Count how many lines below include the string "obiekty", and give that number without anything else.

(Dataset excerpt)
========

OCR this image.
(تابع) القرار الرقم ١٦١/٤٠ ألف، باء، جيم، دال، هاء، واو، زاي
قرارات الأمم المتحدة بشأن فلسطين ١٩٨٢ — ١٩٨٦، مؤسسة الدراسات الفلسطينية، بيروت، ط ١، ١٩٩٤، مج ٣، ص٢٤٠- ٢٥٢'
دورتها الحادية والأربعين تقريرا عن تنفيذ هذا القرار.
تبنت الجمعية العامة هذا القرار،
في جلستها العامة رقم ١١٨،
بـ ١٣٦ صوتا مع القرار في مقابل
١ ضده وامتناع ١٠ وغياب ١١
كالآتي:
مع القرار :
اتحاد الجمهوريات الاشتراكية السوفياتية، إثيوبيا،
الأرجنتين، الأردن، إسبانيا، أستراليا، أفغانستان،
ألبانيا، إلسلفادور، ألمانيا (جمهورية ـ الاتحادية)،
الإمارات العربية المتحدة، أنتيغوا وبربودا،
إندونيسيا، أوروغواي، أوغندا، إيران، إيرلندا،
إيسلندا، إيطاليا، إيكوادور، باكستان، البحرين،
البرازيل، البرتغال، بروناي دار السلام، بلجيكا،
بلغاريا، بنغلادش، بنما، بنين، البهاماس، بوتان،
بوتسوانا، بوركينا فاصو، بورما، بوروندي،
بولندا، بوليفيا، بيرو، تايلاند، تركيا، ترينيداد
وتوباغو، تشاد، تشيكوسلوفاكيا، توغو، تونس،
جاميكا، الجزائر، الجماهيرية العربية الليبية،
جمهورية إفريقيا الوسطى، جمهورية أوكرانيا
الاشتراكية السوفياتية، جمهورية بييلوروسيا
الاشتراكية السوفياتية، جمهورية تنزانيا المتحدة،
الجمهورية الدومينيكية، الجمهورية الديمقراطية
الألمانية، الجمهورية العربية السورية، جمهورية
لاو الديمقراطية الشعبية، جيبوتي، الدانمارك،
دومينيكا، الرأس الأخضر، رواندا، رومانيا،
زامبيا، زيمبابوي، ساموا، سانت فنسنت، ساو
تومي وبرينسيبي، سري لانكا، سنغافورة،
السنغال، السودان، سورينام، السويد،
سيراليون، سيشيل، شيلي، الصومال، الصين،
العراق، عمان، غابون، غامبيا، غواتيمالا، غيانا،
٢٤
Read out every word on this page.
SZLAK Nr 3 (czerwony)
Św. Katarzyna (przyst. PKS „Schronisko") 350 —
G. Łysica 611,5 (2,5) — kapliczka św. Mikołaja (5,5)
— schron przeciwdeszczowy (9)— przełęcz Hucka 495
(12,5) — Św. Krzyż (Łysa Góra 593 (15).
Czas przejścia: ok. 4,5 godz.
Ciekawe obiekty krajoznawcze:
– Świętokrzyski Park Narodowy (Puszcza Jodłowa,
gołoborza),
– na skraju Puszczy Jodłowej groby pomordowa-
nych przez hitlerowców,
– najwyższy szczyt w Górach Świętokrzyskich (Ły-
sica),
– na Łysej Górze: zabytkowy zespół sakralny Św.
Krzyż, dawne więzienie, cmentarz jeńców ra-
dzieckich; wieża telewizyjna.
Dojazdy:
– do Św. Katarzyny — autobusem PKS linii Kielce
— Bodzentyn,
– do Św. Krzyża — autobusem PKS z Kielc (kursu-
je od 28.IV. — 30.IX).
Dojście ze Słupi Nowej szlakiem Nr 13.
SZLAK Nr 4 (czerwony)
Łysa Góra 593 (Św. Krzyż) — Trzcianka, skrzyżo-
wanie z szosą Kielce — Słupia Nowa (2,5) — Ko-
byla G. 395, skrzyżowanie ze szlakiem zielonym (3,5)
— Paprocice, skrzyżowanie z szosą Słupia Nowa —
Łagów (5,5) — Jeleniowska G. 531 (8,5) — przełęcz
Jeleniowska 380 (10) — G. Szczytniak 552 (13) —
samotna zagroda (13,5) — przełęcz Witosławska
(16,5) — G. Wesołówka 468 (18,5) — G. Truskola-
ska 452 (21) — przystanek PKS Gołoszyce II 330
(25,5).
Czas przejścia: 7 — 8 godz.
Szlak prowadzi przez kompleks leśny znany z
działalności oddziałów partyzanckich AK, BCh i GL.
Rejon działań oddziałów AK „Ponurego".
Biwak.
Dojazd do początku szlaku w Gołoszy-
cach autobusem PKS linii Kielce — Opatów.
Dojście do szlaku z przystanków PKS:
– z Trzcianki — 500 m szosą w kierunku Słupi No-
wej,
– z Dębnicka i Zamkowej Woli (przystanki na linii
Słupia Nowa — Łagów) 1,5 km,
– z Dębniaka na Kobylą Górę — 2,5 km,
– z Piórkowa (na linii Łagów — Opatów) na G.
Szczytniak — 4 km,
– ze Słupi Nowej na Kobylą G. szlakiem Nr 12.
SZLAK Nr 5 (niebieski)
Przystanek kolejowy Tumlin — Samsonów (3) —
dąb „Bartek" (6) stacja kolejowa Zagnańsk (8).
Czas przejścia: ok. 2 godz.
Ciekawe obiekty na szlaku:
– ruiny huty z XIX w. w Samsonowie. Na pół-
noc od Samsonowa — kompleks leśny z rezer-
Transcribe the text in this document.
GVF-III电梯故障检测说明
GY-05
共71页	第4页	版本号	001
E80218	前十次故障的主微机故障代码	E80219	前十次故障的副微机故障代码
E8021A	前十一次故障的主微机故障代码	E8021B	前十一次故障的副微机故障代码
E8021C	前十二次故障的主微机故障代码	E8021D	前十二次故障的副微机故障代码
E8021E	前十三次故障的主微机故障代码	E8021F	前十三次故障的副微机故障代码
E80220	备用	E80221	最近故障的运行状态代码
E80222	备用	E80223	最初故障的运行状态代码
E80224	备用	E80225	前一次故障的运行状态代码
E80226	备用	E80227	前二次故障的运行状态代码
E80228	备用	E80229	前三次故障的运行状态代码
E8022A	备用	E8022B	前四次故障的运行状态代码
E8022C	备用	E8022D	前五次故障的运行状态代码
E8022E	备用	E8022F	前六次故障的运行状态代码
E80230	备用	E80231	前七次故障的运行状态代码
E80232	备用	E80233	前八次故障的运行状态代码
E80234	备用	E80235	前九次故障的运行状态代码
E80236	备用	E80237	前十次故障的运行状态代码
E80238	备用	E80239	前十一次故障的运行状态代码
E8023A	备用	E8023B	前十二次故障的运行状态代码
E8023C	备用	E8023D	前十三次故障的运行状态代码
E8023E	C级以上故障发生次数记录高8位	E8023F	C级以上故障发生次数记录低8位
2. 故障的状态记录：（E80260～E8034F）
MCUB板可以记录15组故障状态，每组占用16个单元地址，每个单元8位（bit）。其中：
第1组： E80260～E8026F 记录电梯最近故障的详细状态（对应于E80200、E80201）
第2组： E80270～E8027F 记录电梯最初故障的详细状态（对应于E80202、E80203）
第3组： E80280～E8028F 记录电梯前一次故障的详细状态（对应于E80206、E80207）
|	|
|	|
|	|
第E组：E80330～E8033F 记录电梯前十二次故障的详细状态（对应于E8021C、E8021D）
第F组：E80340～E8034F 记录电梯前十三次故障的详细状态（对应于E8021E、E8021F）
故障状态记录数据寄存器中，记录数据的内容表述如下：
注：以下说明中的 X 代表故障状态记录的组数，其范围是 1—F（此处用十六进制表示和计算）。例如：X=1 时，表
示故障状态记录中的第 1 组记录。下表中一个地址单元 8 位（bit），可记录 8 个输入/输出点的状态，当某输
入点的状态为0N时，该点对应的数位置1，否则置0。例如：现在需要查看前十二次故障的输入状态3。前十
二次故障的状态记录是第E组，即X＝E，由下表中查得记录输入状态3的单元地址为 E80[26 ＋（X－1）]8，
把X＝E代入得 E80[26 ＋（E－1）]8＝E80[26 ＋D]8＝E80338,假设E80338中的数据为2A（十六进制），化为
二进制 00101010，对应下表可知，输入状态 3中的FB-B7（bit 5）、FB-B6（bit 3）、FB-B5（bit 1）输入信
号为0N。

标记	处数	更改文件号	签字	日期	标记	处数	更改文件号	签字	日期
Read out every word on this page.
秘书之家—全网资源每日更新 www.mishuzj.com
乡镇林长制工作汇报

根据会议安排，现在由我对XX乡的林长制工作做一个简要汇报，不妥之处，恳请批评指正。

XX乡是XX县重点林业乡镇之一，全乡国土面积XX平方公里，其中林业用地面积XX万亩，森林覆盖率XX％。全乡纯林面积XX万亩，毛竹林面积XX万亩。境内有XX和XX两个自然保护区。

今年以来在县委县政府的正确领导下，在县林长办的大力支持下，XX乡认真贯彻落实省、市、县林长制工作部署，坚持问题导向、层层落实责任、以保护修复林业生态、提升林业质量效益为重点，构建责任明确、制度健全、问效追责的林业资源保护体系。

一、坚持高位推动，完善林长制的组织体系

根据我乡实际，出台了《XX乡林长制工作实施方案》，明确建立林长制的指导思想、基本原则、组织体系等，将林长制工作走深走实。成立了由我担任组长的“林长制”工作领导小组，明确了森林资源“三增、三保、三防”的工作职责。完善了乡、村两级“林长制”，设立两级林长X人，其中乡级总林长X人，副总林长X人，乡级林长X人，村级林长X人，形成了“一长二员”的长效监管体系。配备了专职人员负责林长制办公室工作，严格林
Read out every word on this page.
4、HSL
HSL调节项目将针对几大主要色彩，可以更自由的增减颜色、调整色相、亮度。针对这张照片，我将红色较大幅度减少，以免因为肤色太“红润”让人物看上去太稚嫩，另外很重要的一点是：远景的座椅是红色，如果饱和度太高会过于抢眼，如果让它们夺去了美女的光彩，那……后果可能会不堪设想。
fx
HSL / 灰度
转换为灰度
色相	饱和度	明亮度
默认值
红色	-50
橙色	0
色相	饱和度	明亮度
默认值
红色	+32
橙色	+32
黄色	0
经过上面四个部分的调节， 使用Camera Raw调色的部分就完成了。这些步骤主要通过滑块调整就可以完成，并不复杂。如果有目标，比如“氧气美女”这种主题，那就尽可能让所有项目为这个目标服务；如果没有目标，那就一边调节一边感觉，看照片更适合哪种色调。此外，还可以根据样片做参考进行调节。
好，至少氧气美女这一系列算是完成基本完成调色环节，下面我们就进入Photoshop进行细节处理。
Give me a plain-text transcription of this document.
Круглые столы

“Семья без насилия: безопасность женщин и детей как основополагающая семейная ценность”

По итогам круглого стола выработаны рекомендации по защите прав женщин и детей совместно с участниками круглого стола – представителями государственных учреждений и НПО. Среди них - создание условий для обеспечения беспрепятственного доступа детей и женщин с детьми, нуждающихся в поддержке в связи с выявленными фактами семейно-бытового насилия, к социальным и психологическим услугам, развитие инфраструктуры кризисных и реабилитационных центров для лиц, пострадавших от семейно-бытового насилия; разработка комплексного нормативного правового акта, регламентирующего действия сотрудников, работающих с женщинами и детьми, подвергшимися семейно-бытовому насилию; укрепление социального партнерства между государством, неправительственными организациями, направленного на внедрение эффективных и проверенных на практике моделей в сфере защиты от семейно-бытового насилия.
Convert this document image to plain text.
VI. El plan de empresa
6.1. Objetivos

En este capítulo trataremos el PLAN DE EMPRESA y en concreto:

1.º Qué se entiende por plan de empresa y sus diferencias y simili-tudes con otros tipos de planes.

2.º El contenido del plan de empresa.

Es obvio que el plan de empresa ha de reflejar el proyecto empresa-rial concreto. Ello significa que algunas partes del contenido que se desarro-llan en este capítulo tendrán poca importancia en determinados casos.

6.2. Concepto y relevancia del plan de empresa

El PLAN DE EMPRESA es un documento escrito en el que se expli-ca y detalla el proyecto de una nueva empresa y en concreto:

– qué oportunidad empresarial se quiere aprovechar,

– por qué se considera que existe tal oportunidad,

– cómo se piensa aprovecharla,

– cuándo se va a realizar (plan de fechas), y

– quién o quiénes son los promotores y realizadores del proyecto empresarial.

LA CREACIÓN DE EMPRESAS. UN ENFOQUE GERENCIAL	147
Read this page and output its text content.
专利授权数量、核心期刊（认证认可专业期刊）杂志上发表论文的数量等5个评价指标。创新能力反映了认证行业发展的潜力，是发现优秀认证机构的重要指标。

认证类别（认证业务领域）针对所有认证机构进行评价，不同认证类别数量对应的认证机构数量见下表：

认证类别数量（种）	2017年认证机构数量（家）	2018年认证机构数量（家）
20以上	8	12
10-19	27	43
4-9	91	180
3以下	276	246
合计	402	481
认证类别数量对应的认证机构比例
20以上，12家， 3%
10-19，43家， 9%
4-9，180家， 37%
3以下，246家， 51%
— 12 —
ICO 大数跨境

========

# Answer to the exercise
2